Stored entries

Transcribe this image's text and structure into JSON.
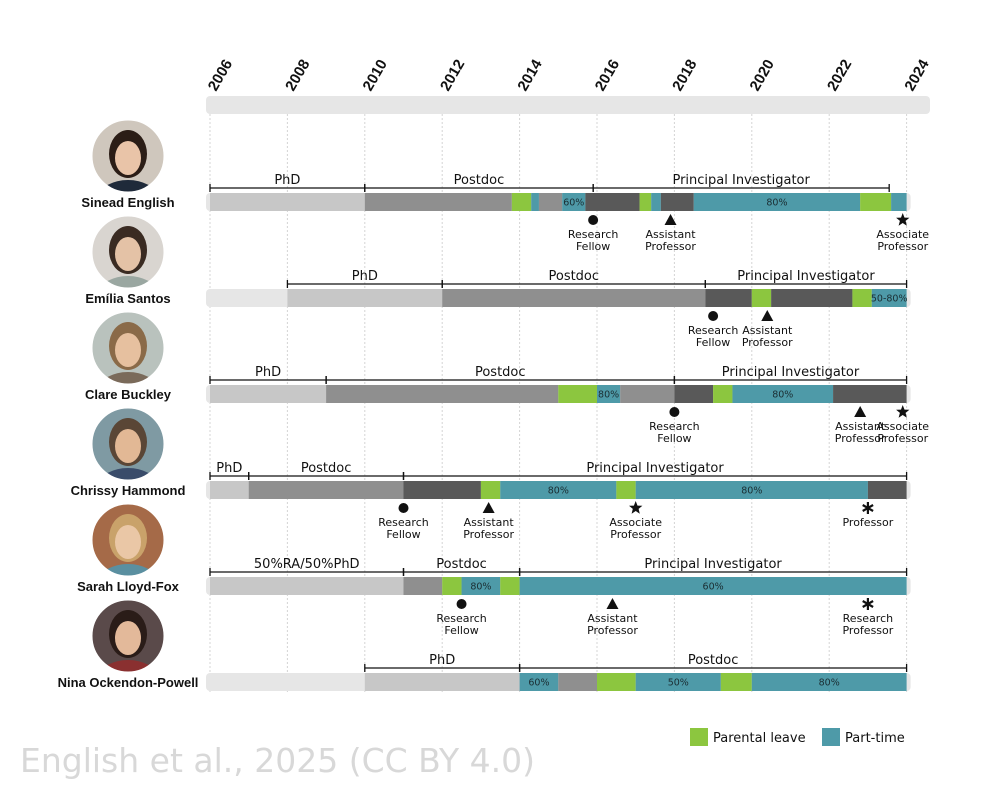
{
  "years": [
    "2006",
    "2008",
    "2010",
    "2012",
    "2014",
    "2016",
    "2018",
    "2020",
    "2022",
    "2024"
  ],
  "colors": {
    "phd": "#c7c7c7",
    "postdoc": "#8f8f8f",
    "pi": "#595959",
    "pre": "#e6e6e6",
    "parental_leave": "#8cc63f",
    "part_time": "#4e9aa8",
    "header_bar": "#e6e6e6"
  },
  "legend": {
    "parental_leave": "Parental leave",
    "part_time": "Part-time"
  },
  "credit": "English et al., 2025 (CC BY 4.0)",
  "people": [
    {
      "name": "Sinead English",
      "photo": {
        "skin": "#e9c4a8",
        "hair": "#2b1d16",
        "bg": "#cfc7bd",
        "shirt": "#1f2a3a"
      },
      "stages": [
        {
          "label": "PhD",
          "from": 2006.0,
          "to": 2010.0
        },
        {
          "label": "Postdoc",
          "from": 2010.0,
          "to": 2015.9
        },
        {
          "label": "Principal Investigator",
          "from": 2015.9,
          "to": 2023.55
        }
      ],
      "bar": {
        "from": 2006.0,
        "to": 2024.0
      },
      "segments": [
        {
          "kind": "phd",
          "from": 2006.0,
          "to": 2010.0
        },
        {
          "kind": "postdoc",
          "from": 2010.0,
          "to": 2013.8
        },
        {
          "kind": "parental_leave",
          "from": 2013.8,
          "to": 2014.3
        },
        {
          "kind": "part_time",
          "from": 2014.3,
          "to": 2014.5
        },
        {
          "kind": "postdoc",
          "from": 2014.5,
          "to": 2015.1
        },
        {
          "kind": "part_time",
          "from": 2015.1,
          "to": 2015.7,
          "label": "60%"
        },
        {
          "kind": "pi",
          "from": 2015.7,
          "to": 2017.1
        },
        {
          "kind": "parental_leave",
          "from": 2017.1,
          "to": 2017.4
        },
        {
          "kind": "part_time",
          "from": 2017.4,
          "to": 2017.65
        },
        {
          "kind": "pi",
          "from": 2017.65,
          "to": 2018.5
        },
        {
          "kind": "part_time",
          "from": 2018.5,
          "to": 2022.8,
          "label": "80%"
        },
        {
          "kind": "parental_leave",
          "from": 2022.8,
          "to": 2023.6
        },
        {
          "kind": "part_time",
          "from": 2023.6,
          "to": 2024.0
        }
      ],
      "events": [
        {
          "symbol": "circle",
          "at": 2015.9,
          "label": [
            "Research",
            "Fellow"
          ]
        },
        {
          "symbol": "triangle",
          "at": 2017.9,
          "label": [
            "Assistant",
            "Professor"
          ]
        },
        {
          "symbol": "star",
          "at": 2023.9,
          "label": [
            "Associate",
            "Professor"
          ]
        }
      ]
    },
    {
      "name": "Emília Santos",
      "photo": {
        "skin": "#e4c2a6",
        "hair": "#3a2b22",
        "bg": "#d9d5d0",
        "shirt": "#9aa7a1"
      },
      "stages": [
        {
          "label": "PhD",
          "from": 2008.0,
          "to": 2012.0
        },
        {
          "label": "Postdoc",
          "from": 2012.0,
          "to": 2018.8
        },
        {
          "label": "Principal Investigator",
          "from": 2018.8,
          "to": 2024.0
        }
      ],
      "bar": {
        "from": 2006.0,
        "to": 2024.0
      },
      "segments": [
        {
          "kind": "pre",
          "from": 2006.0,
          "to": 2008.0
        },
        {
          "kind": "phd",
          "from": 2008.0,
          "to": 2012.0
        },
        {
          "kind": "postdoc",
          "from": 2012.0,
          "to": 2018.8
        },
        {
          "kind": "pi",
          "from": 2018.8,
          "to": 2020.0
        },
        {
          "kind": "parental_leave",
          "from": 2020.0,
          "to": 2020.5
        },
        {
          "kind": "pi",
          "from": 2020.5,
          "to": 2022.6
        },
        {
          "kind": "parental_leave",
          "from": 2022.6,
          "to": 2023.1
        },
        {
          "kind": "part_time",
          "from": 2023.1,
          "to": 2024.0,
          "label": "50-80%"
        }
      ],
      "events": [
        {
          "symbol": "circle",
          "at": 2019.0,
          "label": [
            "Research",
            "Fellow"
          ]
        },
        {
          "symbol": "triangle",
          "at": 2020.4,
          "label": [
            "Assistant",
            "Professor"
          ]
        }
      ]
    },
    {
      "name": "Clare Buckley",
      "photo": {
        "skin": "#e6c09f",
        "hair": "#8a6a48",
        "bg": "#b9c2bd",
        "shirt": "#7a6a5a"
      },
      "stages": [
        {
          "label": "PhD",
          "from": 2006.0,
          "to": 2009.0
        },
        {
          "label": "Postdoc",
          "from": 2009.0,
          "to": 2018.0
        },
        {
          "label": "Principal Investigator",
          "from": 2018.0,
          "to": 2024.0
        }
      ],
      "bar": {
        "from": 2006.0,
        "to": 2024.0
      },
      "segments": [
        {
          "kind": "phd",
          "from": 2006.0,
          "to": 2009.0
        },
        {
          "kind": "postdoc",
          "from": 2009.0,
          "to": 2015.0
        },
        {
          "kind": "parental_leave",
          "from": 2015.0,
          "to": 2016.0
        },
        {
          "kind": "part_time",
          "from": 2016.0,
          "to": 2016.6,
          "label": "80%"
        },
        {
          "kind": "postdoc",
          "from": 2016.6,
          "to": 2018.0
        },
        {
          "kind": "pi",
          "from": 2018.0,
          "to": 2019.0
        },
        {
          "kind": "parental_leave",
          "from": 2019.0,
          "to": 2019.5
        },
        {
          "kind": "part_time",
          "from": 2019.5,
          "to": 2022.1,
          "label": "80%"
        },
        {
          "kind": "pi",
          "from": 2022.1,
          "to": 2024.0
        }
      ],
      "events": [
        {
          "symbol": "circle",
          "at": 2018.0,
          "label": [
            "Research",
            "Fellow"
          ]
        },
        {
          "symbol": "triangle",
          "at": 2022.8,
          "label": [
            "Assistant",
            "Professor"
          ]
        },
        {
          "symbol": "star",
          "at": 2023.9,
          "label": [
            "Associate",
            "Professor"
          ]
        }
      ]
    },
    {
      "name": "Chrissy Hammond",
      "photo": {
        "skin": "#e2b895",
        "hair": "#5a4636",
        "bg": "#7f9aa3",
        "shirt": "#3a4c6a"
      },
      "stages": [
        {
          "label": "PhD",
          "from": 2006.0,
          "to": 2007.0
        },
        {
          "label": "Postdoc",
          "from": 2007.0,
          "to": 2011.0
        },
        {
          "label": "Principal Investigator",
          "from": 2011.0,
          "to": 2024.0
        }
      ],
      "bar": {
        "from": 2006.0,
        "to": 2024.0
      },
      "segments": [
        {
          "kind": "phd",
          "from": 2006.0,
          "to": 2007.0
        },
        {
          "kind": "postdoc",
          "from": 2007.0,
          "to": 2011.0
        },
        {
          "kind": "pi",
          "from": 2011.0,
          "to": 2013.0
        },
        {
          "kind": "parental_leave",
          "from": 2013.0,
          "to": 2013.5
        },
        {
          "kind": "part_time",
          "from": 2013.5,
          "to": 2016.5,
          "label": "80%"
        },
        {
          "kind": "parental_leave",
          "from": 2016.5,
          "to": 2017.0
        },
        {
          "kind": "part_time",
          "from": 2017.0,
          "to": 2023.0,
          "label": "80%"
        },
        {
          "kind": "pi",
          "from": 2023.0,
          "to": 2024.0
        }
      ],
      "events": [
        {
          "symbol": "circle",
          "at": 2011.0,
          "label": [
            "Research",
            "Fellow"
          ]
        },
        {
          "symbol": "triangle",
          "at": 2013.2,
          "label": [
            "Assistant",
            "Professor"
          ]
        },
        {
          "symbol": "star",
          "at": 2017.0,
          "label": [
            "Associate",
            "Professor"
          ]
        },
        {
          "symbol": "asterisk",
          "at": 2023.0,
          "label": [
            "Professor"
          ]
        }
      ]
    },
    {
      "name": "Sarah Lloyd-Fox",
      "photo": {
        "skin": "#eac7a6",
        "hair": "#c9a26a",
        "bg": "#a56a48",
        "shirt": "#5a8fa0"
      },
      "stages": [
        {
          "label": "50%RA/50%PhD",
          "from": 2006.0,
          "to": 2011.0
        },
        {
          "label": "Postdoc",
          "from": 2011.0,
          "to": 2014.0
        },
        {
          "label": "Principal Investigator",
          "from": 2014.0,
          "to": 2024.0
        }
      ],
      "bar": {
        "from": 2006.0,
        "to": 2024.0
      },
      "segments": [
        {
          "kind": "phd",
          "from": 2006.0,
          "to": 2011.0
        },
        {
          "kind": "postdoc",
          "from": 2011.0,
          "to": 2012.0
        },
        {
          "kind": "parental_leave",
          "from": 2012.0,
          "to": 2012.5
        },
        {
          "kind": "part_time",
          "from": 2012.5,
          "to": 2013.5,
          "label": "80%"
        },
        {
          "kind": "parental_leave",
          "from": 2013.5,
          "to": 2014.0
        },
        {
          "kind": "part_time",
          "from": 2014.0,
          "to": 2024.0,
          "label": "60%"
        }
      ],
      "events": [
        {
          "symbol": "circle",
          "at": 2012.5,
          "label": [
            "Research",
            "Fellow"
          ]
        },
        {
          "symbol": "triangle",
          "at": 2016.4,
          "label": [
            "Assistant",
            "Professor"
          ]
        },
        {
          "symbol": "asterisk",
          "at": 2023.0,
          "label": [
            "Research",
            "Professor"
          ]
        }
      ]
    },
    {
      "name": "Nina Ockendon-Powell",
      "photo": {
        "skin": "#e3b99a",
        "hair": "#2a1c18",
        "bg": "#5a4a4a",
        "shirt": "#8a3030"
      },
      "stages": [
        {
          "label": "PhD",
          "from": 2010.0,
          "to": 2014.0
        },
        {
          "label": "Postdoc",
          "from": 2014.0,
          "to": 2024.0
        }
      ],
      "bar": {
        "from": 2006.0,
        "to": 2024.0
      },
      "segments": [
        {
          "kind": "pre",
          "from": 2006.0,
          "to": 2010.0
        },
        {
          "kind": "phd",
          "from": 2010.0,
          "to": 2014.0
        },
        {
          "kind": "part_time",
          "from": 2014.0,
          "to": 2015.0,
          "label": "60%"
        },
        {
          "kind": "postdoc",
          "from": 2015.0,
          "to": 2016.0
        },
        {
          "kind": "parental_leave",
          "from": 2016.0,
          "to": 2017.0
        },
        {
          "kind": "part_time",
          "from": 2017.0,
          "to": 2019.2,
          "label": "50%"
        },
        {
          "kind": "parental_leave",
          "from": 2019.2,
          "to": 2020.0
        },
        {
          "kind": "part_time",
          "from": 2020.0,
          "to": 2024.0,
          "label": "80%"
        }
      ],
      "events": []
    }
  ]
}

* [EXERCISE PROMPT]: Identify every line where the string "hair" appears.

* [ANSWER]:
        "hair": "#2b1d16",
        "hair": "#3a2b22",
        "hair": "#8a6a48",
        "hair": "#5a4636",
        "hair": "#c9a26a",
        "hair": "#2a1c18",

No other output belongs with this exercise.